PAGE EXTRACT:
╭──

In part one of a two part article published June 19th, subtitled, “Record sales are tanking and there’s no hope in sight: How it all went wrong ” Rolling Stone magazine indirectly decreed the end of the music labels (the Big 4 at least) and the end of the music business as the world has known it.

cdsQuoted in the article, industry attorney Peter Paterno said unequivocally “the record business is over.  The labels have wonderful assets – they just can’t make money off them.”    The numbers presented support his, and the article’s, claim. In 2000, for example, the top ten albums in the US sold 60 million copies combined.  In 2006, the top ten sold only 25m.  Digital sales (of both songs and ringtones) meanwhile, while booming, are largely in single song increments where revenues and the margins are much lower.

It’s for certain, the industry, as it once was, is on life-support.  The Big 4 (Universal, Sony BMG, Warner, and EMI) control nearly 70% of music distribution but they’ve been caught between a mess of conflicting needs and ideologies: the competing demands of traditional retailers (who themselves fear the loss of their business), the interests of the artists, and, of course the entrenched thinking of the labels themselves.    It’s been a struggle to balance those interests and adapt to the changing dynamics of the music marketplace – particularly online sales. 

The question is, is Peter Paterno correct, and is the inference in the Rolling Stone article right?  There’s no question the labels are fighting; and they’re fighting with desperation.  From efforts to find revenue in music videos, to gambles on streaming services, to more efforts with videos.   But really, is it too late for the labels to save themselves?

It may be, but there may also be hope locked in the efforts of number three label, EMI. 

THE EMI SCENARIO:
EMI is the only major label currently offering its music in an unencrypted format. First it was through iTunes, then promised to Amazon’s future store, then Passalong Networks, and Snocap and now, HMV too.  (On Friday, it was announced that U.K. music retailer HMV will launch an online music store in September and its available titles will, like all the others, include the catalog of EMI in a DRM-Free format). 

In offering unencrypted files through a range of vendors, EMI gains two significant things.

1. Increased Price/Margin Potential
The increasing prevalence of the single means both lower price per sold unit and lower margins for the labels.   That, according to the Rolling Stone article, and industry analysts, is part of the cause of their financial troubles.

╰──

TASKS:
1. List every vendor or store that the record-sales article names as carrying, or set to carry, EMI's music in an unencrypted format.
2. Using the record-sales article, explain why the increasing prevalence of the single hurts the labels financially.
3. What share of music distribution does the record-sales article say the Big 4 labels control?

SUPPLIED DATA:
╭──

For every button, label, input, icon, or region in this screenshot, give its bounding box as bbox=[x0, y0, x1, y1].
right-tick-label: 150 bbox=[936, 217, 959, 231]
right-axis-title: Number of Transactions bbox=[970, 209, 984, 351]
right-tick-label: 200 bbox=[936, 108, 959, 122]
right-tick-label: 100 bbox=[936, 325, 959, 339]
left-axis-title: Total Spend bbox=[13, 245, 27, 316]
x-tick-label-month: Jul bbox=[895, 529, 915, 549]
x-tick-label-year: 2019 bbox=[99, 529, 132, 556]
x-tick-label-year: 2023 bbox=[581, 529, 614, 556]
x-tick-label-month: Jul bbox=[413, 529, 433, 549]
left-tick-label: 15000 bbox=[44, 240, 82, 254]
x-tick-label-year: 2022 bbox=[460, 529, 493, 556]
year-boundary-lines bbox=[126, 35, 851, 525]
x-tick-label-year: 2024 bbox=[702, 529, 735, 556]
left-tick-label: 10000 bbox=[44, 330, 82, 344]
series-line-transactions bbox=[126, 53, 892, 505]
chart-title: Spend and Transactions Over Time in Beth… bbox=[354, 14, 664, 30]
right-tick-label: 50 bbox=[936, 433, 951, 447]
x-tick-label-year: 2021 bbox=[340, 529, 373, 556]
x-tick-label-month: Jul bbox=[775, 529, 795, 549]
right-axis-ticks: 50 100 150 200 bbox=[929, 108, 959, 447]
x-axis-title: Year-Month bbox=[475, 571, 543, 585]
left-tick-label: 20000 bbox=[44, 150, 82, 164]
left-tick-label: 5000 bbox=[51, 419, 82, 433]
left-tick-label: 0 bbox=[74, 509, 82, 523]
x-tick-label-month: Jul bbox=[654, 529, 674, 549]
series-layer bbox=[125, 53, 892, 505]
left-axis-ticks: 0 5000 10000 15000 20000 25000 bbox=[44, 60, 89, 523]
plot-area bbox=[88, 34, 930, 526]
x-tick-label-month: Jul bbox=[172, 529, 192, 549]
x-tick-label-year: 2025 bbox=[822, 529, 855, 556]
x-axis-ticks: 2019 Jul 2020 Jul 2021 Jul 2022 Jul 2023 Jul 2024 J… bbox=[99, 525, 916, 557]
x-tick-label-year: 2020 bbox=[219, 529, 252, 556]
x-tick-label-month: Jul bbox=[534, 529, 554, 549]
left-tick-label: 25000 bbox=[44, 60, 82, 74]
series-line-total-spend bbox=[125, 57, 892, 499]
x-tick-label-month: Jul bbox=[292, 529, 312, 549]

╰──

SOLUTIONS TO THE EXERCISE:
1. iTunes, Amazon's future store, Passalong Networks, Snocap, HMV

2. Singles bring a lower price per sold unit and lower margins for the labels. The Rolling Stone article and industry analysts cite this as part of the cause of the labels' financial troubles.

3. Nearly 70%